Given request ▸ Reproduce all of the records exactly.

Data lines ▸
-- BEGIN --

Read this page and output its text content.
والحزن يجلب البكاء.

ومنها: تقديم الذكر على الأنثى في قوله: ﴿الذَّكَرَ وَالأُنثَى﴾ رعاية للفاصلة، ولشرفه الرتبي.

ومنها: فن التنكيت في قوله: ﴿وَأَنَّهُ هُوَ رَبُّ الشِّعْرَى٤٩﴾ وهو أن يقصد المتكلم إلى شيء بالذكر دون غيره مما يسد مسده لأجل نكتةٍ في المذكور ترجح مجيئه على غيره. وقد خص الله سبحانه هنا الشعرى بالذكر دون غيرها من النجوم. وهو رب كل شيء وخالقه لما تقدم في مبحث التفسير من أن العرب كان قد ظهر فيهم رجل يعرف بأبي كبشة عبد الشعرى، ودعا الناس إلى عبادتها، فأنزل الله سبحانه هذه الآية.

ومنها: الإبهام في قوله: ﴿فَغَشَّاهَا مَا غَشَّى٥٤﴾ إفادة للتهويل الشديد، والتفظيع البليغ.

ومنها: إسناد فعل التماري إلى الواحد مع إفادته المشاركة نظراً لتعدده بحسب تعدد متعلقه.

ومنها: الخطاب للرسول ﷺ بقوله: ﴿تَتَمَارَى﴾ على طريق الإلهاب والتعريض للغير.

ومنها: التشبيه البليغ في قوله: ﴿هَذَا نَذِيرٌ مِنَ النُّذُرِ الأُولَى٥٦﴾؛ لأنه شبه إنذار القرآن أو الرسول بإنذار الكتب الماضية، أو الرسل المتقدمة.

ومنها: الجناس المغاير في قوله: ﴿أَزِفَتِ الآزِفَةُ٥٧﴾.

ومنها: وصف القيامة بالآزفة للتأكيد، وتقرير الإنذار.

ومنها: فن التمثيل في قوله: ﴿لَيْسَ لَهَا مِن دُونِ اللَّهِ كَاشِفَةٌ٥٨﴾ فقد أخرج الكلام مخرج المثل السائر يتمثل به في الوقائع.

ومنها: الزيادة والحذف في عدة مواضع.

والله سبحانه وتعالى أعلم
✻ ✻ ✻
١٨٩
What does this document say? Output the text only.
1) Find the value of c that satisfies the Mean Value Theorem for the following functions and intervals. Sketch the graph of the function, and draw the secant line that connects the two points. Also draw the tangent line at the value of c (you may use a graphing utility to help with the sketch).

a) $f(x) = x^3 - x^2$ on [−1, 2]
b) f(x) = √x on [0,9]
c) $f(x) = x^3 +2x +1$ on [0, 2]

-- END --

Response to the exercise ▸
Read this page and output its text content.
والحزن يجلب البكاء.

ومنها: تقديم الذكر على الأنثى في قوله: ﴿الذَّكَرَ وَالأُنثَى﴾ رعاية للفاصلة، ولشرفه الرتبي.

ومنها: فن التنكيت في قوله: ﴿وَأَنَّهُ هُوَ رَبُّ الشِّعْرَى٤٩﴾ وهو أن يقصد المتكلم إلى شيء بالذكر دون غيره مما يسد مسده لأجل نكتةٍ في المذكور ترجح مجيئه على غيره. وقد خص الله سبحانه هنا الشعرى بالذكر دون غيرها من النجوم. وهو رب كل شيء وخالقه لما تقدم في مبحث التفسير من أن العرب كان قد ظهر فيهم رجل يعرف بأبي كبشة عبد الشعرى، ودعا الناس إلى عبادتها، فأنزل الله سبحانه هذه الآية.

ومنها: الإبهام في قوله: ﴿فَغَشَّاهَا مَا غَشَّى٥٤﴾ إفادة للتهويل الشديد، والتفظيع البليغ.

ومنها: إسناد فعل التماري إلى الواحد مع إفادته المشاركة نظراً لتعدده بحسب تعدد متعلقه.

ومنها: الخطاب للرسول ﷺ بقوله: ﴿تَتَمَارَى﴾ على طريق الإلهاب والتعريض للغير.

ومنها: التشبيه البليغ في قوله: ﴿هَذَا نَذِيرٌ مِنَ النُّذُرِ الأُولَى٥٦﴾؛ لأنه شبه إنذار القرآن أو الرسول بإنذار الكتب الماضية، أو الرسل المتقدمة.

ومنها: الجناس المغاير في قوله: ﴿أَزِفَتِ الآزِفَةُ٥٧﴾.

ومنها: وصف القيامة بالآزفة للتأكيد، وتقرير الإنذار.

ومنها: فن التمثيل في قوله: ﴿لَيْسَ لَهَا مِن دُونِ اللَّهِ كَاشِفَةٌ٥٨﴾ فقد أخرج الكلام مخرج المثل السائر يتمثل به في الوقائع.

ومنها: الزيادة والحذف في عدة مواضع.

والله سبحانه وتعالى أعلم
✻ ✻ ✻
١٨٩
What does this document say? Output the text only.
1) Find the value of c that satisfies the Mean Value Theorem for the following functions and intervals. Sketch the graph of the function, and draw the secant line that connects the two points. Also draw the tangent line at the value of c (you may use a graphing utility to help with the sketch).

a) $f(x) = x^3 - x^2$ on [−1, 2]
b) f(x) = √x on [0,9]
c) $f(x) = x^3 +2x +1$ on [0, 2]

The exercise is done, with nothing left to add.